Each entry needs to be restated exactly as written.

#####

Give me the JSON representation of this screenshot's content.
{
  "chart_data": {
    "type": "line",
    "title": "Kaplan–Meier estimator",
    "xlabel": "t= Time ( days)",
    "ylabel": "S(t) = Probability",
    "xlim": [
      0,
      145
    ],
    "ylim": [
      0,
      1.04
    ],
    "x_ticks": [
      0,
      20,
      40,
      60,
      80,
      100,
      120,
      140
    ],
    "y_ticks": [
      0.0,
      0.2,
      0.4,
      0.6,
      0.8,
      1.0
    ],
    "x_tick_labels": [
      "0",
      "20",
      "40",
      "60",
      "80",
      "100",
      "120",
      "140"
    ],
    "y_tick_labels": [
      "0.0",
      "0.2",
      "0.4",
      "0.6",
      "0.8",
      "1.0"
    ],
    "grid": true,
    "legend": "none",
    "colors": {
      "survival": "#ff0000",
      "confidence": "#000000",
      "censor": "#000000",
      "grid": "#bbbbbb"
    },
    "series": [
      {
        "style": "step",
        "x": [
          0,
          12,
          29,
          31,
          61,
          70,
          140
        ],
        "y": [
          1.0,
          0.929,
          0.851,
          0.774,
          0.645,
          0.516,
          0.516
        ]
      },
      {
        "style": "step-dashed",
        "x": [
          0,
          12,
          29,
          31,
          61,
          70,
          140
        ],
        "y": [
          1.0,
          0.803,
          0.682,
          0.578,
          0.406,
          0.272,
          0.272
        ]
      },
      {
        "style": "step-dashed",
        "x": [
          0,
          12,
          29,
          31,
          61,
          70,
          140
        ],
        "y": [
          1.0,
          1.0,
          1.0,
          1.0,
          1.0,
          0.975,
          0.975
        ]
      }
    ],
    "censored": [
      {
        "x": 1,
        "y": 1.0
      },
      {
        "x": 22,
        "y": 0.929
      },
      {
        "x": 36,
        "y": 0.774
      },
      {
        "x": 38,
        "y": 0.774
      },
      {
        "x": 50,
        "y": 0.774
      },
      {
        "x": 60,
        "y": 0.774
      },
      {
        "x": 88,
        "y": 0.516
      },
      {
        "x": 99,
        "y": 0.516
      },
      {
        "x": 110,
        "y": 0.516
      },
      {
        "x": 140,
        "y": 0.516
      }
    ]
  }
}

#####

- EXERCISE SOLUTION
Give me the JSON representation of this screenshot's content.
{
  "chart_data": {
    "type": "line",
    "title": "Kaplan–Meier estimator",
    "xlabel": "t= Time ( days)",
    "ylabel": "S(t) = Probability",
    "xlim": [
      0,
      145
    ],
    "ylim": [
      0,
      1.04
    ],
    "x_ticks": [
      0,
      20,
      40,
      60,
      80,
      100,
      120,
      140
    ],
    "y_ticks": [
      0.0,
      0.2,
      0.4,
      0.6,
      0.8,
      1.0
    ],
    "x_tick_labels": [
      "0",
      "20",
      "40",
      "60",
      "80",
      "100",
      "120",
      "140"
    ],
    "y_tick_labels": [
      "0.0",
      "0.2",
      "0.4",
      "0.6",
      "0.8",
      "1.0"
    ],
    "grid": true,
    "legend": "none",
    "colors": {
      "survival": "#ff0000",
      "confidence": "#000000",
      "censor": "#000000",
      "grid": "#bbbbbb"
    },
    "series": [
      {
        "style": "step",
        "x": [
          0,
          12,
          29,
          31,
          61,
          70,
          140
        ],
        "y": [
          1.0,
          0.929,
          0.851,
          0.774,
          0.645,
          0.516,
          0.516
        ]
      },
      {
        "style": "step-dashed",
        "x": [
          0,
          12,
          29,
          31,
          61,
          70,
          140
        ],
        "y": [
          1.0,
          0.803,
          0.682,
          0.578,
          0.406,
          0.272,
          0.272
        ]
      },
      {
        "style": "step-dashed",
        "x": [
          0,
          12,
          29,
          31,
          61,
          70,
          140
        ],
        "y": [
          1.0,
          1.0,
          1.0,
          1.0,
          1.0,
          0.975,
          0.975
        ]
      }
    ],
    "censored": [
      {
        "x": 1,
        "y": 1.0
      },
      {
        "x": 22,
        "y": 0.929
      },
      {
        "x": 36,
        "y": 0.774
      },
      {
        "x": 38,
        "y": 0.774
      },
      {
        "x": 50,
        "y": 0.774
      },
      {
        "x": 60,
        "y": 0.774
      },
      {
        "x": 88,
        "y": 0.516
      },
      {
        "x": 99,
        "y": 0.516
      },
      {
        "x": 110,
        "y": 0.516
      },
      {
        "x": 140,
        "y": 0.516
      }
    ]
  }
}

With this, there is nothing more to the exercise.